Skip every image and restate the data word for word.
-- START OF Task data --
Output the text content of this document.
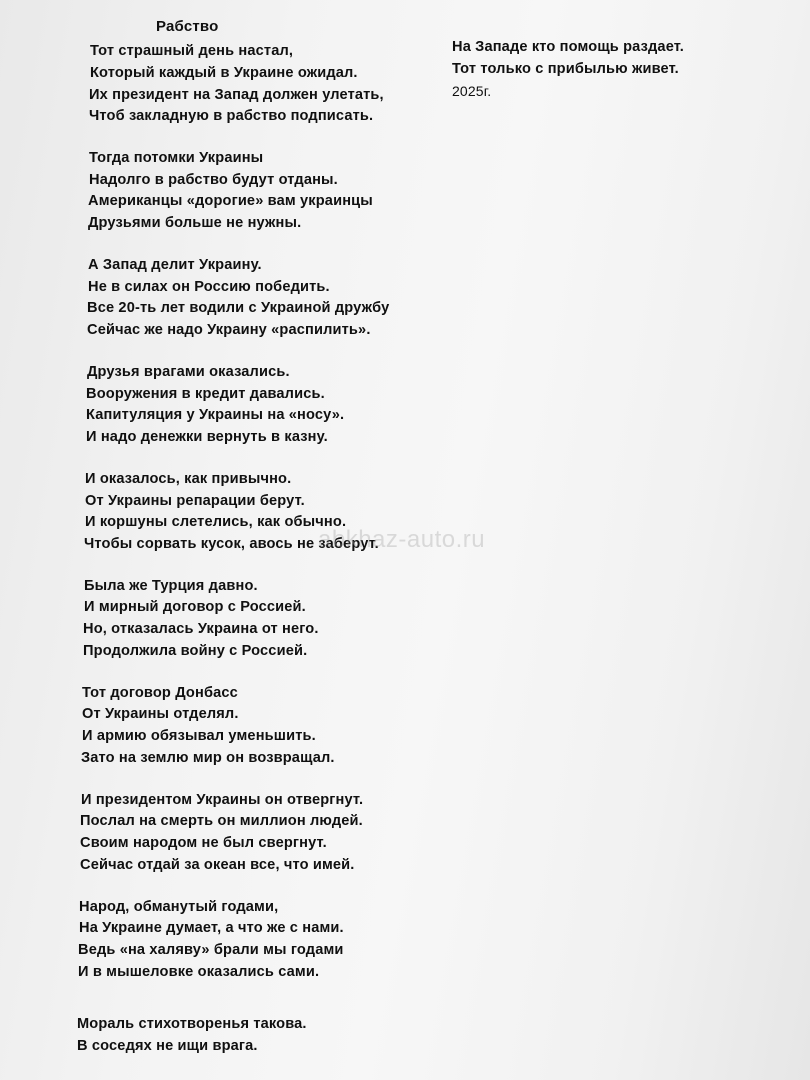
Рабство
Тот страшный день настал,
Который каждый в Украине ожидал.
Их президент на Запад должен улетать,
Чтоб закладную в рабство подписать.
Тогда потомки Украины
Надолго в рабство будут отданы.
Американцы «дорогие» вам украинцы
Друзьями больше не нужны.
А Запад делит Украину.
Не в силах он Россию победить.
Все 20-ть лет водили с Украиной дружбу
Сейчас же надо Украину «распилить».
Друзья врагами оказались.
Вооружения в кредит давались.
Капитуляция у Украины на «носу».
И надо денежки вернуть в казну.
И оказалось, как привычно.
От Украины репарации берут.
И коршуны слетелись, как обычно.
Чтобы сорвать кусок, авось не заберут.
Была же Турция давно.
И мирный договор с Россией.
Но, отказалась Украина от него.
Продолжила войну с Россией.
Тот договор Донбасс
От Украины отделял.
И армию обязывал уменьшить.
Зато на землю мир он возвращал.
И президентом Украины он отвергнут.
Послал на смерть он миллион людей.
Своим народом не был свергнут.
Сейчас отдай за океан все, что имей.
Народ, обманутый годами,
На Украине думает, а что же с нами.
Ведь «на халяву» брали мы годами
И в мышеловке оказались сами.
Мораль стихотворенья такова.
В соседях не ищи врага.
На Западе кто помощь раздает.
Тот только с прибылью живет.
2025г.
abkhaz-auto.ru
-- END OF Task data --
- Written response
Output the text content of this document.
Рабство
Тот страшный день настал,
Который каждый в Украине ожидал.
Их президент на Запад должен улетать,
Чтоб закладную в рабство подписать.
Тогда потомки Украины
Надолго в рабство будут отданы.
Американцы «дорогие» вам украинцы
Друзьями больше не нужны.
А Запад делит Украину.
Не в силах он Россию победить.
Все 20-ть лет водили с Украиной дружбу
Сейчас же надо Украину «распилить».
Друзья врагами оказались.
Вооружения в кредит давались.
Капитуляция у Украины на «носу».
И надо денежки вернуть в казну.
И оказалось, как привычно.
От Украины репарации берут.
И коршуны слетелись, как обычно.
Чтобы сорвать кусок, авось не заберут.
Была же Турция давно.
И мирный договор с Россией.
Но, отказалась Украина от него.
Продолжила войну с Россией.
Тот договор Донбасс
От Украины отделял.
И армию обязывал уменьшить.
Зато на землю мир он возвращал.
И президентом Украины он отвергнут.
Послал на смерть он миллион людей.
Своим народом не был свергнут.
Сейчас отдай за океан все, что имей.
Народ, обманутый годами,
На Украине думает, а что же с нами.
Ведь «на халяву» брали мы годами
И в мышеловке оказались сами.
Мораль стихотворенья такова.
В соседях не ищи врага.
На Западе кто помощь раздает.
Тот только с прибылью живет.
2025г.
abkhaz-auto.ru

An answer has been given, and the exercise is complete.